(Data excerpts)
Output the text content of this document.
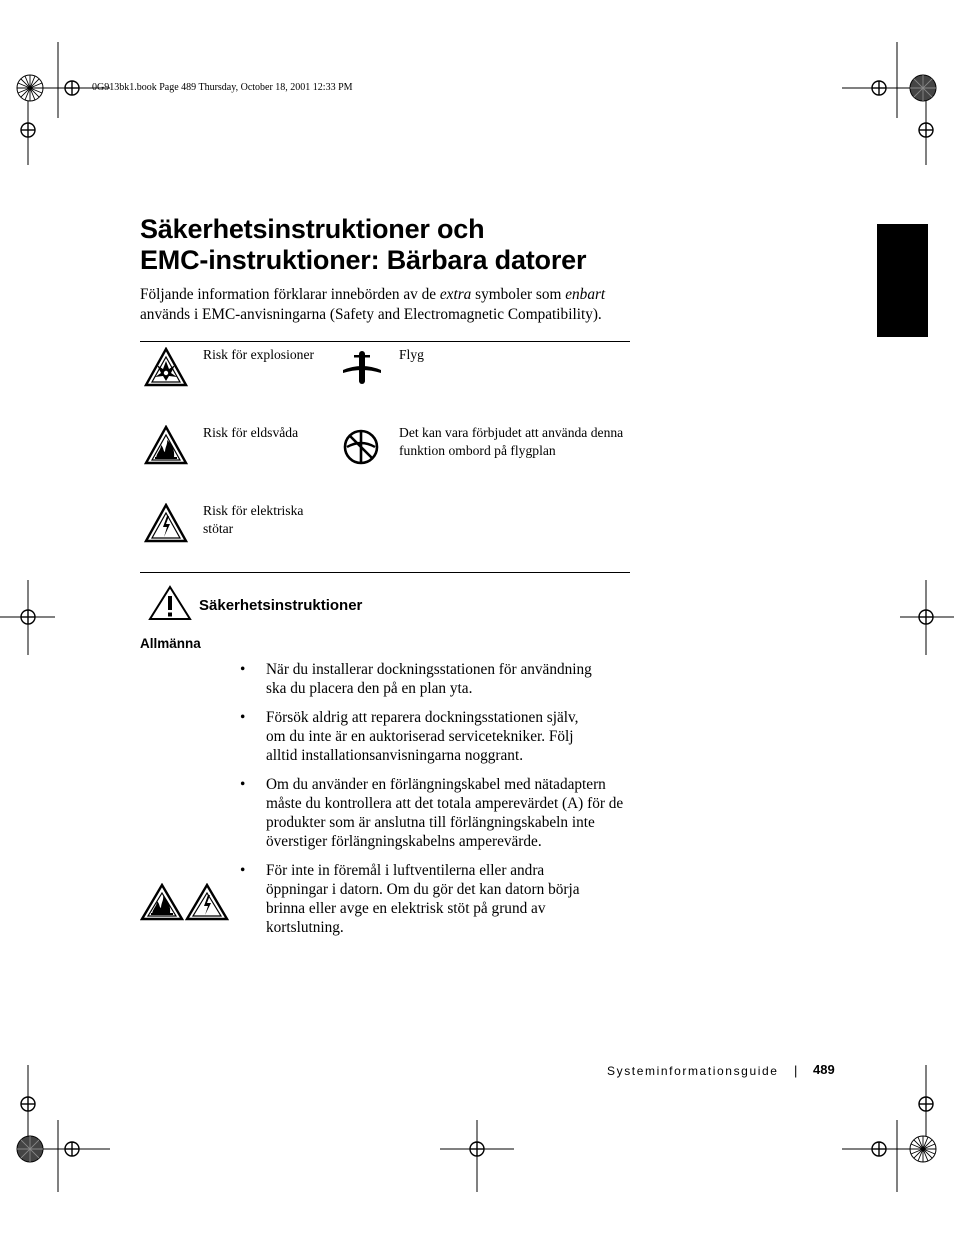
0G913bk1.book Page 489 Thursday, October 18, 2001 12:33 PM
Säkerhetsinstruktioner och
EMC-instruktioner: Bärbara datorer

Följande information förklarar innebörden av de extra symboler som enbart används i EMC-anvisningarna (Safety and Electromagnetic Compatibility).

Risk för explosioner	Flyg
Risk för eldsvåda	Det kan vara förbjudet att använda denna funktion ombord på flygplan
Risk för elektriska stötar
Säkerhetsinstruktioner
Allmänna
• När du installerar dockningsstationen för användning ska du placera den på en plan yta.
• Försök aldrig att reparera dockningsstationen själv, om du inte är en auktoriserad servicetekniker. Följ alltid installationsanvisningarna noggrant.
• Om du använder en förlängningskabel med nätadaptern måste du kontrollera att det totala amperevärdet (A) för de produkter som är anslutna till förlängningskabeln inte överstiger förlängningskabelns amperevärde.
• För inte in föremål i luftventilerna eller andra öppningar i datorn. Om du gör det kan datorn börja brinna eller avge en elektrisk stöt på grund av kortslutning.
Systeminformationsguide | 489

OBJECTIVE -> Find the lines containing "dockningsstationen" and pull them out.

TASK RESPONSE ->
• När du installerar dockningsstationen för användning ska du placera den på en plan yta.
• Försök aldrig att reparera dockningsstationen själv, om du inte är en auktoriserad servicetekniker. Följ alltid installationsanvisningarna noggrant.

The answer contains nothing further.